Task = Please count the lines in the listing below where the word "data" appears. Give the number only.

Excerpted records =

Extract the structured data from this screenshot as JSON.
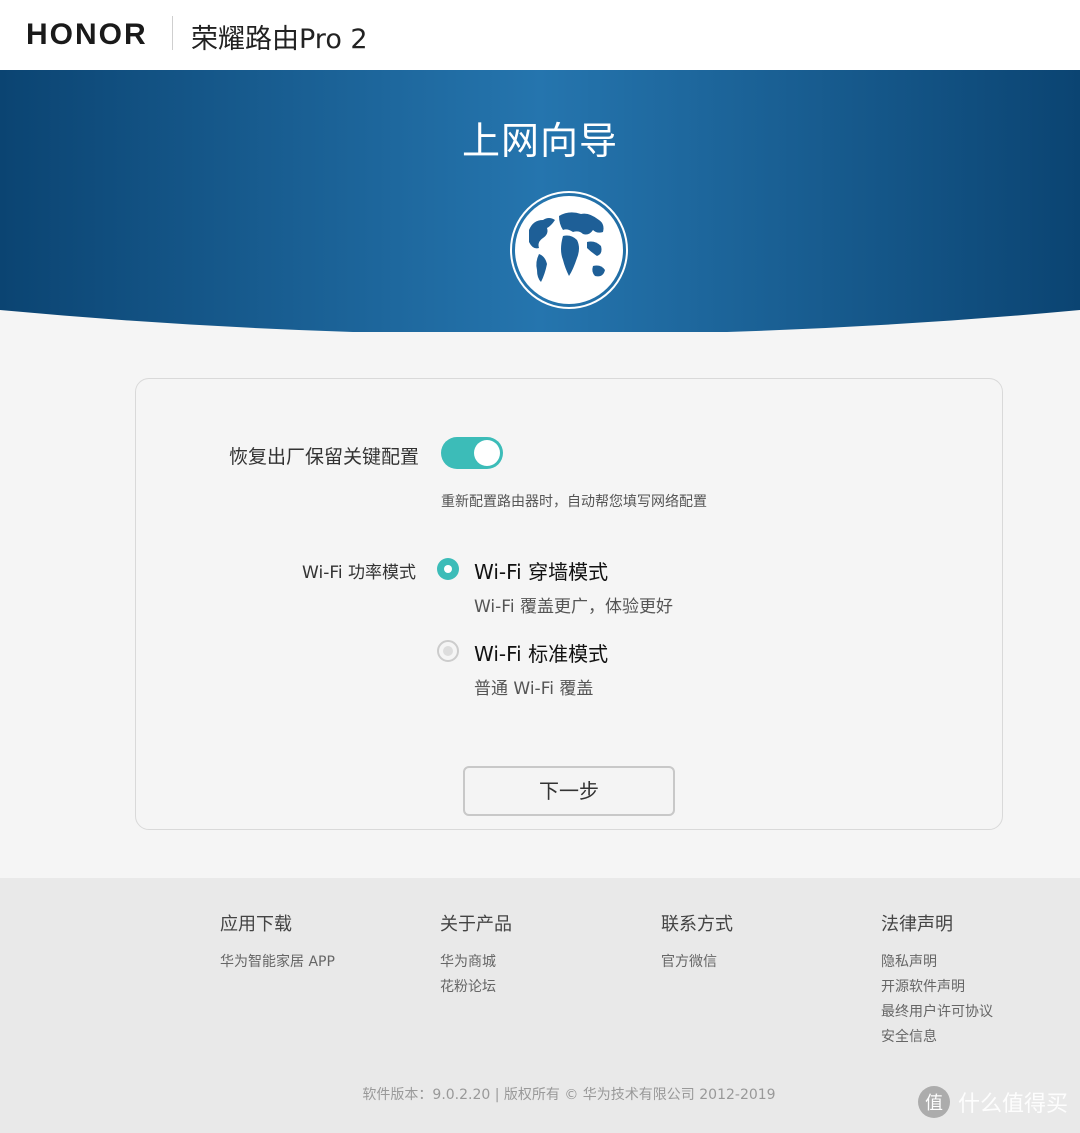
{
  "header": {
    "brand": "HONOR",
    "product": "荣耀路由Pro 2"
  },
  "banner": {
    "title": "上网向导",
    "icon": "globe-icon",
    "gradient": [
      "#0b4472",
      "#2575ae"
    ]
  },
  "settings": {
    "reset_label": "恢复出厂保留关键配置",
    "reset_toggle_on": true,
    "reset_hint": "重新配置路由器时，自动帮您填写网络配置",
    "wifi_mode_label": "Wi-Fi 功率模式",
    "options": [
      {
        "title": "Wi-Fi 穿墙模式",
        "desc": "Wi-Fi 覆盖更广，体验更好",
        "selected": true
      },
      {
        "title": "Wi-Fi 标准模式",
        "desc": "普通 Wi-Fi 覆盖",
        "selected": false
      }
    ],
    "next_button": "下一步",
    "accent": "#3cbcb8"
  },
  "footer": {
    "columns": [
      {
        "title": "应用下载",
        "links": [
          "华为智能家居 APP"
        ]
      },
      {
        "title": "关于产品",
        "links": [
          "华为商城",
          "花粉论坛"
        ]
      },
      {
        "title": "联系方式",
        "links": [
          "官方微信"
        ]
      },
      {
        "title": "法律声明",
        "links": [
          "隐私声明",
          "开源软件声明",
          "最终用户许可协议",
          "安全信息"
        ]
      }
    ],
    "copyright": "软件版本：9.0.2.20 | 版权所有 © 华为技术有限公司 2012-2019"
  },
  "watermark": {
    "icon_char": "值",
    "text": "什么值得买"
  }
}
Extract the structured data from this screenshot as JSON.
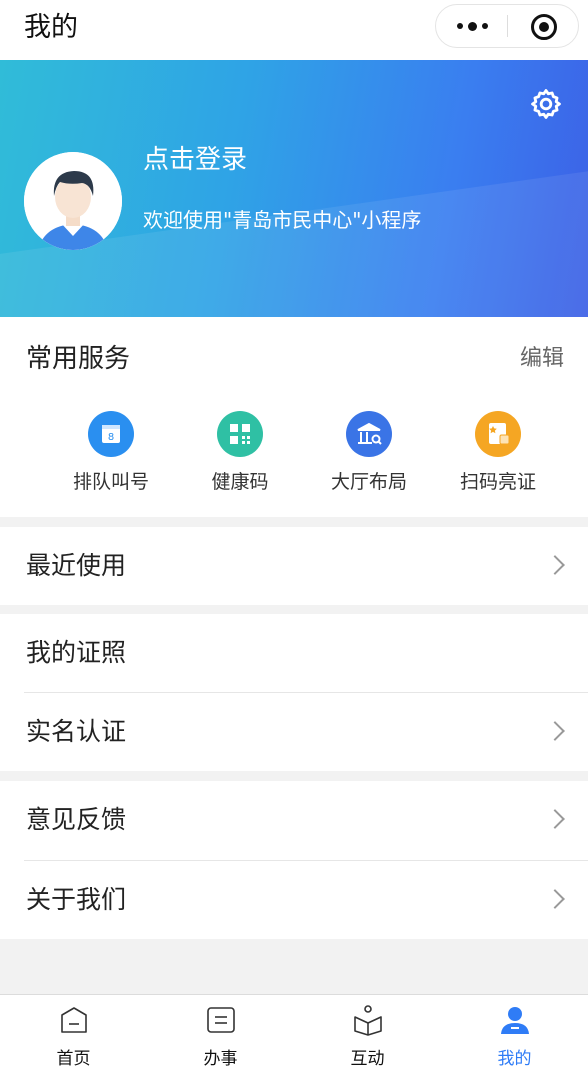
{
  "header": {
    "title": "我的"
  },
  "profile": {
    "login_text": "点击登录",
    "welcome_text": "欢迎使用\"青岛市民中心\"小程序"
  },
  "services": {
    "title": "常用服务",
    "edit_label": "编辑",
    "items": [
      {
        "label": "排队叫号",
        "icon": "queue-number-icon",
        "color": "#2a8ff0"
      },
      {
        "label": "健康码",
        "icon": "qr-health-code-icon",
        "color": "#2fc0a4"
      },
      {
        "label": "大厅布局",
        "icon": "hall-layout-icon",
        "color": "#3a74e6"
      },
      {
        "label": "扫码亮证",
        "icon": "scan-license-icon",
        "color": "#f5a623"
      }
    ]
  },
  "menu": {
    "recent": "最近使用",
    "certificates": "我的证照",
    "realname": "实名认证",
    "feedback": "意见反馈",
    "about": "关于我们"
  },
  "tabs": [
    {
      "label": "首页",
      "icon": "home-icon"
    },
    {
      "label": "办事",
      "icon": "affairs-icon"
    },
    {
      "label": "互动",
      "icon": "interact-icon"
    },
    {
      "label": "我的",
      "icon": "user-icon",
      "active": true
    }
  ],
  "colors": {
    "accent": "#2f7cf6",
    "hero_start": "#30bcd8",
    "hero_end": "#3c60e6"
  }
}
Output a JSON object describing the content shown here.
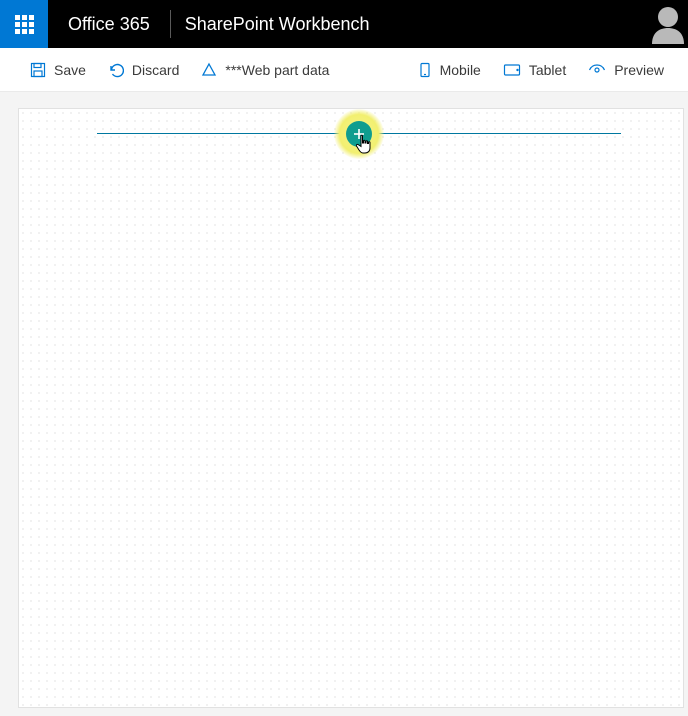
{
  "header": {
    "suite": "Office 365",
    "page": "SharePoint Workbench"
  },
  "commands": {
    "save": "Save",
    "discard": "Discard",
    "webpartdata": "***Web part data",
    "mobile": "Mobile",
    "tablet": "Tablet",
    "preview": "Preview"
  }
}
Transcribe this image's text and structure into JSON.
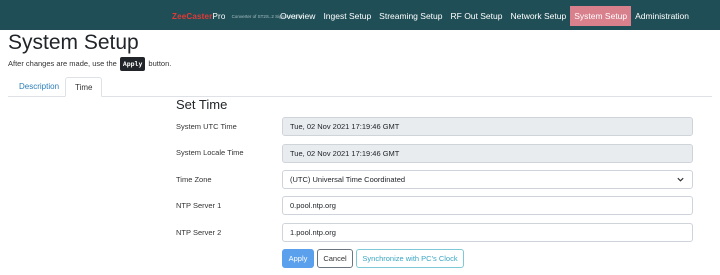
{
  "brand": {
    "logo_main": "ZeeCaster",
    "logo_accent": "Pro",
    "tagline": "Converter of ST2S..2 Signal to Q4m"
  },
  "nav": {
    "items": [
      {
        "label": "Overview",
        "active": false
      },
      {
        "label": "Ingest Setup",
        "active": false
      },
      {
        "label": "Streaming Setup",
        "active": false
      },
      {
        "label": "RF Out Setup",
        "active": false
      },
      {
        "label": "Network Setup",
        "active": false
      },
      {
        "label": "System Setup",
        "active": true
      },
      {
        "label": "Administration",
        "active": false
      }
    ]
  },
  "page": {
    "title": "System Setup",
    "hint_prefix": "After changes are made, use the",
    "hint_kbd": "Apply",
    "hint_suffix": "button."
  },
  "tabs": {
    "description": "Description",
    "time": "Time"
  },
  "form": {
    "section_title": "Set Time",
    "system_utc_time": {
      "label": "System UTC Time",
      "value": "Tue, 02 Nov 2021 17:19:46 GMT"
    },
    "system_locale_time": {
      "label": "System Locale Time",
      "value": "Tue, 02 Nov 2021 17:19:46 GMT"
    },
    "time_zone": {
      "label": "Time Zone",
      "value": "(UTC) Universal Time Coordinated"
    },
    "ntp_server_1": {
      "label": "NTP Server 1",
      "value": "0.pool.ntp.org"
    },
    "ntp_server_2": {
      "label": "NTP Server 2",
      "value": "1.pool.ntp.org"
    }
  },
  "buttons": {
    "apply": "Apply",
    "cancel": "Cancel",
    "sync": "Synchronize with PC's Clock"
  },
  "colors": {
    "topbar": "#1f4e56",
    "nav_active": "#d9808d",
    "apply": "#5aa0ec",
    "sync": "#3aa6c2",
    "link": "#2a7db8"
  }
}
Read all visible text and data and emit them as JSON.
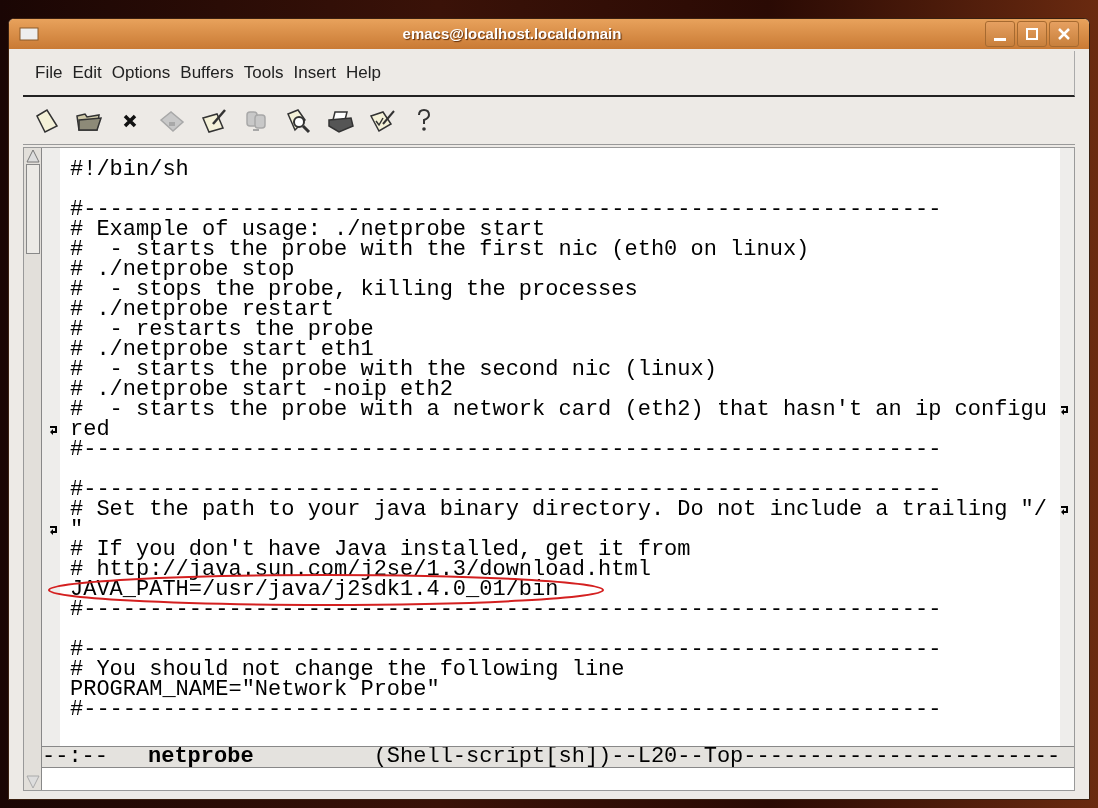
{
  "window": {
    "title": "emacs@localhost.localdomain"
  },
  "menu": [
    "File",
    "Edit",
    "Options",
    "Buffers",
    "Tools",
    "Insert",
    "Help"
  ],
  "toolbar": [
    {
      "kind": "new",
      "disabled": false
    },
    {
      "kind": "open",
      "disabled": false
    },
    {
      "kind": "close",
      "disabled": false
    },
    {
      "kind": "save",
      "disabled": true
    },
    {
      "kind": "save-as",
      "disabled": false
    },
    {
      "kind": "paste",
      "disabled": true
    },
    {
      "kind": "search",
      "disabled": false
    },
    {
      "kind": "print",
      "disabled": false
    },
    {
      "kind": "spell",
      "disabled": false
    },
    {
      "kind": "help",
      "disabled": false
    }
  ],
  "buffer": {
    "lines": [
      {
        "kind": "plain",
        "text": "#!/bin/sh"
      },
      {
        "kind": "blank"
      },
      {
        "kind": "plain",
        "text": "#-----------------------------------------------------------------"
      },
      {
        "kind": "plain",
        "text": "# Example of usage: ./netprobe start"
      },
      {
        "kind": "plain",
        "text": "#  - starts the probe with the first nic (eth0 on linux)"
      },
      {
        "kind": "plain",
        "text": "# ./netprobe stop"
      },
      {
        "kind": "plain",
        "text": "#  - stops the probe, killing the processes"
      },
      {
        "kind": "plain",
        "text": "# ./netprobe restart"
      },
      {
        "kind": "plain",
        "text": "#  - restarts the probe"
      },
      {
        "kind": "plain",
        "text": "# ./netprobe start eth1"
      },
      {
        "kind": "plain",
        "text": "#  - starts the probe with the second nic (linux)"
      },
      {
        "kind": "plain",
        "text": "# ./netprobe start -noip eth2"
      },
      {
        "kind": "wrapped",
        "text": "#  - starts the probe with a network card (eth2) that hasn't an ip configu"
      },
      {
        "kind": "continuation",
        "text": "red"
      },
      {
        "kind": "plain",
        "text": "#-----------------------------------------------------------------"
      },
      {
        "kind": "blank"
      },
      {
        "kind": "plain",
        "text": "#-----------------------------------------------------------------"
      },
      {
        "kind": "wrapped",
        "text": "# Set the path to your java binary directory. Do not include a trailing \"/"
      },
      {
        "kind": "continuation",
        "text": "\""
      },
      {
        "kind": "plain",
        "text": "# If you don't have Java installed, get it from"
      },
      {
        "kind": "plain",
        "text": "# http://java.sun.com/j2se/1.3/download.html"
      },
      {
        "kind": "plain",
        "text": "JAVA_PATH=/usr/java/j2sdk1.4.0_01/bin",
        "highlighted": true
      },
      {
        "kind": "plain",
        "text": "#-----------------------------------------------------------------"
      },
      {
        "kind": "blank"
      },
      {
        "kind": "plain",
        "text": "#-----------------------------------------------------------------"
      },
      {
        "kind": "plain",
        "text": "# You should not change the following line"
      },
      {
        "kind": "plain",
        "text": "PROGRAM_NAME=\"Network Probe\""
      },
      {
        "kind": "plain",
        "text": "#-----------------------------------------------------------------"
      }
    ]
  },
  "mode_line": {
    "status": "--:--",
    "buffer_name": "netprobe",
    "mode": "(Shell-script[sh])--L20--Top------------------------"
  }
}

Completed task = 4